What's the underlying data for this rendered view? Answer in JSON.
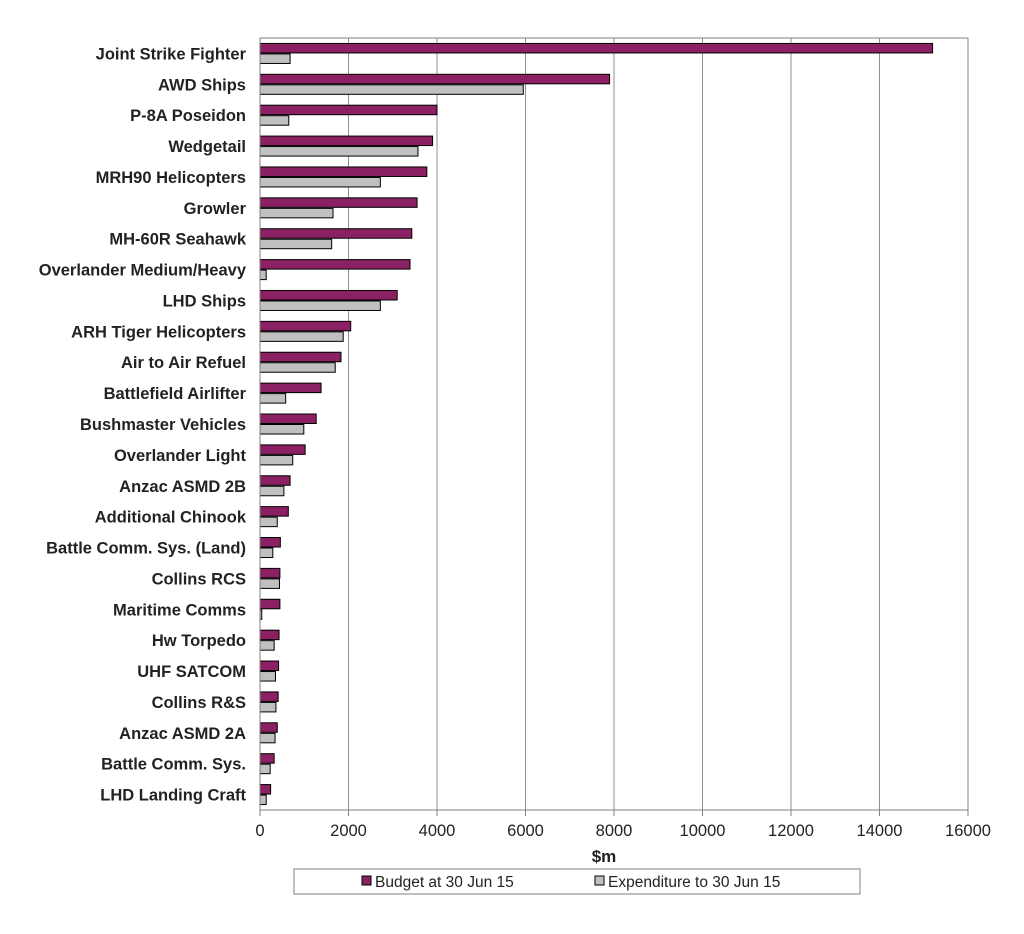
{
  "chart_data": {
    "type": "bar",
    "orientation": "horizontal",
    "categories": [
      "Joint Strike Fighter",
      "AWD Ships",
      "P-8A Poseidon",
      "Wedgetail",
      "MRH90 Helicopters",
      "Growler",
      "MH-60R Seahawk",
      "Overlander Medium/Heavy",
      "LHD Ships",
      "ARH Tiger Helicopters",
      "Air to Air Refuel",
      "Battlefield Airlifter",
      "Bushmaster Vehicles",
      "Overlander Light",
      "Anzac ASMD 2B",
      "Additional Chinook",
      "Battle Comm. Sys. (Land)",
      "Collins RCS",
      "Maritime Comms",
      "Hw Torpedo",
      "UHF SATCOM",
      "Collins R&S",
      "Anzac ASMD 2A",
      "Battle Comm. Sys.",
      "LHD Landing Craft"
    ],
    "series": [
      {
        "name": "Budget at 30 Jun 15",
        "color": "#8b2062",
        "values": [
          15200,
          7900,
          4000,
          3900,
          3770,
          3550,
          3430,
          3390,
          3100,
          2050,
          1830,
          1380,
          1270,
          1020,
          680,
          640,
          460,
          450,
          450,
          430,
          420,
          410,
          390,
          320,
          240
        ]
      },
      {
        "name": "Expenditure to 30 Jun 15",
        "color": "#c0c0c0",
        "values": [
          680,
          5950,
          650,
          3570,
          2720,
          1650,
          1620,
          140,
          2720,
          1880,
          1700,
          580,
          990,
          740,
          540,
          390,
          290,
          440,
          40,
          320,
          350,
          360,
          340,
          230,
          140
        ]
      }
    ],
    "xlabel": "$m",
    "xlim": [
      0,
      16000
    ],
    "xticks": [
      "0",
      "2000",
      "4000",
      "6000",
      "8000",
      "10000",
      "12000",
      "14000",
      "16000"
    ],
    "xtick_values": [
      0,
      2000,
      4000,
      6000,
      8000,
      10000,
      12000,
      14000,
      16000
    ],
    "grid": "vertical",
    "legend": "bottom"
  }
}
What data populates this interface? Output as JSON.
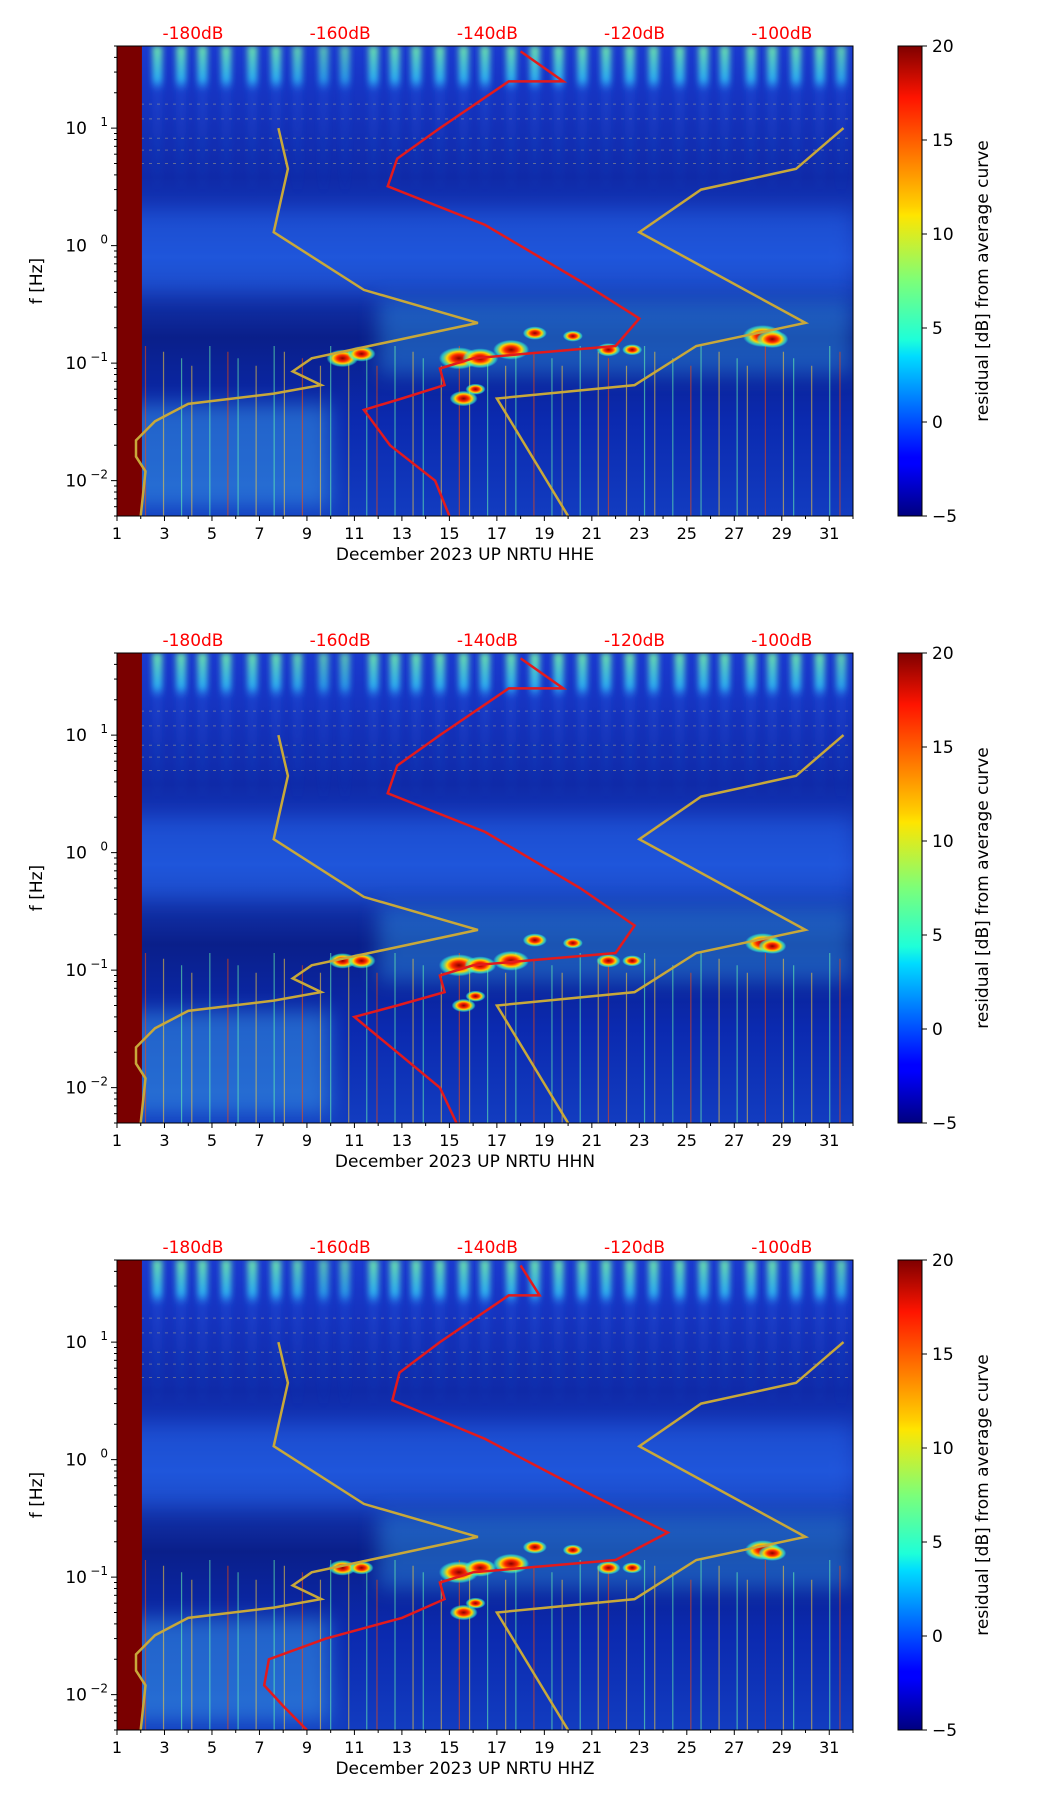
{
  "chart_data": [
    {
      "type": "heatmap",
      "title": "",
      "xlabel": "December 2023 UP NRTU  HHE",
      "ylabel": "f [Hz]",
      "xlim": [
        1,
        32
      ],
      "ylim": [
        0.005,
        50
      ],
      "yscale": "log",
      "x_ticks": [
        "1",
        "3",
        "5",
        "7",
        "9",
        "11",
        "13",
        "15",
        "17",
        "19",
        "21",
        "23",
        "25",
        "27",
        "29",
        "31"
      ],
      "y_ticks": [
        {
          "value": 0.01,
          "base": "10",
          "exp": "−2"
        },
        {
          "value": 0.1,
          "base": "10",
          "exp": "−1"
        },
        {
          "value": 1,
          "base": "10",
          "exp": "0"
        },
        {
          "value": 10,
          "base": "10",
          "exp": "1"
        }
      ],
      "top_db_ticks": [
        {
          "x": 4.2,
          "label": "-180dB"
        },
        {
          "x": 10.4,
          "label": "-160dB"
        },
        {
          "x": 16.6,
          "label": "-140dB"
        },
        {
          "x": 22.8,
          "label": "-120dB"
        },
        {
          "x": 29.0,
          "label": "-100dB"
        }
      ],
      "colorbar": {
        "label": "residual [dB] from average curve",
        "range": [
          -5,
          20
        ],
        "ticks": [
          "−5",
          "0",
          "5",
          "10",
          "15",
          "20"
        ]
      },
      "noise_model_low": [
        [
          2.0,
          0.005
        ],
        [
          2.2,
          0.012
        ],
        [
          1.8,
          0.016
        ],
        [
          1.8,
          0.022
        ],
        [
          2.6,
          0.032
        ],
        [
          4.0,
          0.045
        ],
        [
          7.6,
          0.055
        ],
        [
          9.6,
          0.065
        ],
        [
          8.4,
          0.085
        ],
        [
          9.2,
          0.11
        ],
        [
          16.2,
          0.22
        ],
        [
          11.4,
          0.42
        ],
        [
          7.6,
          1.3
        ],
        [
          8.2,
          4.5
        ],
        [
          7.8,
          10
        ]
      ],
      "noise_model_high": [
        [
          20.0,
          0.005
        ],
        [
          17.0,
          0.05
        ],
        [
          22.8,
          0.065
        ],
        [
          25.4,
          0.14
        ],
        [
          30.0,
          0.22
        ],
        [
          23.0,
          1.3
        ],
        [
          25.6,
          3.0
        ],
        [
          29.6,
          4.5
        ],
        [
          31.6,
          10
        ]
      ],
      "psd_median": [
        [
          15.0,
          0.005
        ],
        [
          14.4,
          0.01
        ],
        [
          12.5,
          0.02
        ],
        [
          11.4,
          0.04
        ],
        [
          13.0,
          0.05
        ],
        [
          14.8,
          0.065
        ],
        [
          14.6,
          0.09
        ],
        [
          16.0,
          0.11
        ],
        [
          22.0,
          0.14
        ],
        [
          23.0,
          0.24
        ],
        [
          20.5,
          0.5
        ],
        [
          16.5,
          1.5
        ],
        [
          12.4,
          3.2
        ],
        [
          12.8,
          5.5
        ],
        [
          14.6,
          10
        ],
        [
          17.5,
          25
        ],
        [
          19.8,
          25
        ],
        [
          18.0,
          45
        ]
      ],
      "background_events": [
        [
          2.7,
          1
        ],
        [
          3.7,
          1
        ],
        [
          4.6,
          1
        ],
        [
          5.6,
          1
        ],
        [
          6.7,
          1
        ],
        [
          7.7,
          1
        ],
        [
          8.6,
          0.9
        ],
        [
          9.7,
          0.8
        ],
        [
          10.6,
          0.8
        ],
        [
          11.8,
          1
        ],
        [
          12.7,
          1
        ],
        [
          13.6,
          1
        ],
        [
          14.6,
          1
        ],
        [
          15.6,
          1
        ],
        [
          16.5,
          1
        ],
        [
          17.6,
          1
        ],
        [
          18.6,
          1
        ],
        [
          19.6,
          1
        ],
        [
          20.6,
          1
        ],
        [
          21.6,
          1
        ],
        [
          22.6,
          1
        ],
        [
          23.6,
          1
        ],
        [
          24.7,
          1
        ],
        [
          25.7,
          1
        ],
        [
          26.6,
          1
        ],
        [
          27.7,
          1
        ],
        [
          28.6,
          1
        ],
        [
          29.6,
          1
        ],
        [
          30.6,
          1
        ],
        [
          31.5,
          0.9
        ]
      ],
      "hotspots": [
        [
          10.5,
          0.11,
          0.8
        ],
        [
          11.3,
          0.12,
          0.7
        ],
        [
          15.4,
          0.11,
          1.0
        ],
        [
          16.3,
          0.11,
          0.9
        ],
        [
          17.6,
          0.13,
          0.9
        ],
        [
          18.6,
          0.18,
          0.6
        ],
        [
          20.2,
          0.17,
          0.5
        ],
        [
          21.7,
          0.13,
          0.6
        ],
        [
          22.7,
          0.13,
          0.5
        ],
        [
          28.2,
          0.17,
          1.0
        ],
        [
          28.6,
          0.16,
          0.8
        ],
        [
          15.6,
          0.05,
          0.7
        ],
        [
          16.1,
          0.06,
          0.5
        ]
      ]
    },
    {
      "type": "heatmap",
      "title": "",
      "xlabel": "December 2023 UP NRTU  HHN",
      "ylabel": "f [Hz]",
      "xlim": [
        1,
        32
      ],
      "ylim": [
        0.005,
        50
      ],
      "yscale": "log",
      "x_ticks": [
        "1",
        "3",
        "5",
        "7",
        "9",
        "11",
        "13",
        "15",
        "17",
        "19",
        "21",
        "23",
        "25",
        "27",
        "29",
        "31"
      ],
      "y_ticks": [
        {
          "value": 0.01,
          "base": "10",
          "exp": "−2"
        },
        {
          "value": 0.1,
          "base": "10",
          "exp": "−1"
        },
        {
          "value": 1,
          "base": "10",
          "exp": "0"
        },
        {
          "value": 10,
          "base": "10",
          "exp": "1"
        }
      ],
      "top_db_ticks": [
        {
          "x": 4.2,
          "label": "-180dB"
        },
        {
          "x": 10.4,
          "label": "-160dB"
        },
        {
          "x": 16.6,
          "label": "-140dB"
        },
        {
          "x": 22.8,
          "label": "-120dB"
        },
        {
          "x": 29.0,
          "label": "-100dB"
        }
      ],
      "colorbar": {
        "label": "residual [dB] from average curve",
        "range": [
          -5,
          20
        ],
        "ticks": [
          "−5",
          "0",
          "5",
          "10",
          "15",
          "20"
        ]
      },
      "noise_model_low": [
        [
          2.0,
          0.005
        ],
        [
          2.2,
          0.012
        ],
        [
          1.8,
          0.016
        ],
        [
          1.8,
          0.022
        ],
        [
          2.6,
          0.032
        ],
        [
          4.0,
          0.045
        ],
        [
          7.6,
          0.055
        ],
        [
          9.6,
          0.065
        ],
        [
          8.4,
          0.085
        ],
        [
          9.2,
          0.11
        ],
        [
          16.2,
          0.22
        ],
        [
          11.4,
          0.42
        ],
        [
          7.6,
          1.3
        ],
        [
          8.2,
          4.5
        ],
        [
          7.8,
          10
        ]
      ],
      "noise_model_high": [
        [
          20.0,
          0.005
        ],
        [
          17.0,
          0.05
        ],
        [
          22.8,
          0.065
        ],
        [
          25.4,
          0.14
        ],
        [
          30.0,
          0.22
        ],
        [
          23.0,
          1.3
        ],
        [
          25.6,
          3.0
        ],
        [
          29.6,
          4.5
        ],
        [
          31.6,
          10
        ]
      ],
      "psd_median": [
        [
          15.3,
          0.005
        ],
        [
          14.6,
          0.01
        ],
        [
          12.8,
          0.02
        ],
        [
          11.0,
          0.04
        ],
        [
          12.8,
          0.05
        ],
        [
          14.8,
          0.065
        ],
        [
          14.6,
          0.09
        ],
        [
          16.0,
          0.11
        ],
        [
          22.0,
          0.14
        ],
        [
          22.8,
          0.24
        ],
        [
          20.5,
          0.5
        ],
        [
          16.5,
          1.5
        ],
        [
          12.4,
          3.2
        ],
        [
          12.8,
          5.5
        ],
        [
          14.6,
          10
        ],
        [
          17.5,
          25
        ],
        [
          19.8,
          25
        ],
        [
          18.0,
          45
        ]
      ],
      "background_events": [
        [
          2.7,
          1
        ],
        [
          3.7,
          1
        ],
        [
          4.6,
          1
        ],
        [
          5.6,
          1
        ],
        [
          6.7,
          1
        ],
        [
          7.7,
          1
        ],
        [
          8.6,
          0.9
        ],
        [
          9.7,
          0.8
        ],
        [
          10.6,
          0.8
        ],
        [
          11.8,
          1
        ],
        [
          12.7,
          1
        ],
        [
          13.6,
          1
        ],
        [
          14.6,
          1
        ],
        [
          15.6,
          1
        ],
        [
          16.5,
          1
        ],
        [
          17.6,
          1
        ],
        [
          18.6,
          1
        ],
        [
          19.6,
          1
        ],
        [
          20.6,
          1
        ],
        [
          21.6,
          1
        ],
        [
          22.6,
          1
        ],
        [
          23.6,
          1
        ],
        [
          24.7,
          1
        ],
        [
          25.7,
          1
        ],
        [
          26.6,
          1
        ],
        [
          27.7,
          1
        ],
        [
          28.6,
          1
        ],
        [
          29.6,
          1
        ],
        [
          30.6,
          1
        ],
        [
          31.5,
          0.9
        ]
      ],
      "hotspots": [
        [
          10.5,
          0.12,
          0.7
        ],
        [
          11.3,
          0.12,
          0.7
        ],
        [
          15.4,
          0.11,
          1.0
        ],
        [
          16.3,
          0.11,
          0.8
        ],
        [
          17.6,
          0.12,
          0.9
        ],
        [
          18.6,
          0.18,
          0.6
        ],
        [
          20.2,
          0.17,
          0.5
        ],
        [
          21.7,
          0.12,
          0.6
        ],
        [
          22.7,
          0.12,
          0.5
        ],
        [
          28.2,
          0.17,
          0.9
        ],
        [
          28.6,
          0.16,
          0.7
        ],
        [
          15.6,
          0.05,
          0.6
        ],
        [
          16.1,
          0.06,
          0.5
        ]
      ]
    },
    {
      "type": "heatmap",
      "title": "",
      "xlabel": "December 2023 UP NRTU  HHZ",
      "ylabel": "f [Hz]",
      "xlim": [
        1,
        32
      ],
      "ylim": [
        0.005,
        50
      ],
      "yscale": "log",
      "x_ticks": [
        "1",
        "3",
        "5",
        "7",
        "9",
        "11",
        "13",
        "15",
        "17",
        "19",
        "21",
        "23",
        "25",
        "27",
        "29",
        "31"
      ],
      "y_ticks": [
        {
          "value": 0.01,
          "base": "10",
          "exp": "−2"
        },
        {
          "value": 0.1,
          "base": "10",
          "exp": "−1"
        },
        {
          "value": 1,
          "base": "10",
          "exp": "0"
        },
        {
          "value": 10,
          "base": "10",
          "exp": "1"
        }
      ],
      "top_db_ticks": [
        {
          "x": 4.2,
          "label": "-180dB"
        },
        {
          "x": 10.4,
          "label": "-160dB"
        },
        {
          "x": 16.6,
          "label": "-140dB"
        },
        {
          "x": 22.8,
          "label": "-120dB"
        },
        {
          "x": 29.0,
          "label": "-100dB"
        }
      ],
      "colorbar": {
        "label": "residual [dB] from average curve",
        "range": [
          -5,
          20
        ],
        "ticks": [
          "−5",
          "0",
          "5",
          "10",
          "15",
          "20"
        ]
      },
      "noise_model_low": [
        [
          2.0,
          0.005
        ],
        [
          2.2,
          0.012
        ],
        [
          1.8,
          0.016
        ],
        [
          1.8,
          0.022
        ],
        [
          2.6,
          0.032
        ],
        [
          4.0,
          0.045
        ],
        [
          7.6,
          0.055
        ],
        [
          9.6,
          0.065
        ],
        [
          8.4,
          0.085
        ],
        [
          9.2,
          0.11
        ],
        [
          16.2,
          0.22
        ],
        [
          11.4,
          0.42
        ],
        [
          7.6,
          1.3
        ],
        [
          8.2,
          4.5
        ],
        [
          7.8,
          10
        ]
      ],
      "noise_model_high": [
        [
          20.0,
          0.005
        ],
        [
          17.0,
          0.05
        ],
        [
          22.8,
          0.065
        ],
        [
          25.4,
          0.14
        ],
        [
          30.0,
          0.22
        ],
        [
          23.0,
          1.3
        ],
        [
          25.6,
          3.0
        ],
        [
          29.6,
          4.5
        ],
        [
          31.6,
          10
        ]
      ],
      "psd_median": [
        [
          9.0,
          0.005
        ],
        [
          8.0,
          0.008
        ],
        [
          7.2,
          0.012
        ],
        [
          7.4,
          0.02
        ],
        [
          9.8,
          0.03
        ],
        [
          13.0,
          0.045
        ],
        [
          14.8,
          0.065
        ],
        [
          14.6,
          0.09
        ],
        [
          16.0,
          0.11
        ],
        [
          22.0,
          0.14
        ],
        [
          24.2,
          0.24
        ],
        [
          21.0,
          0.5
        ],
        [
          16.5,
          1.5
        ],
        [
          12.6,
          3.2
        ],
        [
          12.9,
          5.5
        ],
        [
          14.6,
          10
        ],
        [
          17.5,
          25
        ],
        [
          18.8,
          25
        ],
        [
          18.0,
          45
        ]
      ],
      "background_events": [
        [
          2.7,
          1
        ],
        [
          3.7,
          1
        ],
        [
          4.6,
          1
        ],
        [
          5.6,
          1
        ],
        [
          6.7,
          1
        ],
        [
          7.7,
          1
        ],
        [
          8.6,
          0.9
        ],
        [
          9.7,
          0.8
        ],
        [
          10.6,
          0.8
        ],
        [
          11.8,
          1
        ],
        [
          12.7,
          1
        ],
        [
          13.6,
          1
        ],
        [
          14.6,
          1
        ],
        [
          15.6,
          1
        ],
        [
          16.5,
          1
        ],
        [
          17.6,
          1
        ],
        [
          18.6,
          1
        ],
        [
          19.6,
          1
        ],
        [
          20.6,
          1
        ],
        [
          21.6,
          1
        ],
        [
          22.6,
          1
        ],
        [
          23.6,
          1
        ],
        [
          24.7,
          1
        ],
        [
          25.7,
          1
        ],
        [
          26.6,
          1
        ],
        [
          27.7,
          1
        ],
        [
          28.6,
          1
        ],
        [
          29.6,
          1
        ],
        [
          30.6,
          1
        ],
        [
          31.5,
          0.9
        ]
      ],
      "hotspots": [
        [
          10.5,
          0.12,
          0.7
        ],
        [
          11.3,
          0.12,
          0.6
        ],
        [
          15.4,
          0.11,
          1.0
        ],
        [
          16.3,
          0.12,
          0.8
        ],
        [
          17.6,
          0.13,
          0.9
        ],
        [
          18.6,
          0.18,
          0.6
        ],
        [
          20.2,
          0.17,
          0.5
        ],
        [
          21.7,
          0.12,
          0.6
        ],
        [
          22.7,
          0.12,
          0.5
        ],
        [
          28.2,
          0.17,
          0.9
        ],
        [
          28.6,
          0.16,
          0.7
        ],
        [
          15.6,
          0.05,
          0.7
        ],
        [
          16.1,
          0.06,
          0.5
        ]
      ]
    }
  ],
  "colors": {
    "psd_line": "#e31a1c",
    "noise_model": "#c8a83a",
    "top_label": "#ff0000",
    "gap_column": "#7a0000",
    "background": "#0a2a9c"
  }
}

---

Within the listing above, find every line containing the string "name" and return it.

**Task answer**
        "name": "Budget at 30 Jun 15",
        "name": "Expenditure to 30 Jun 15",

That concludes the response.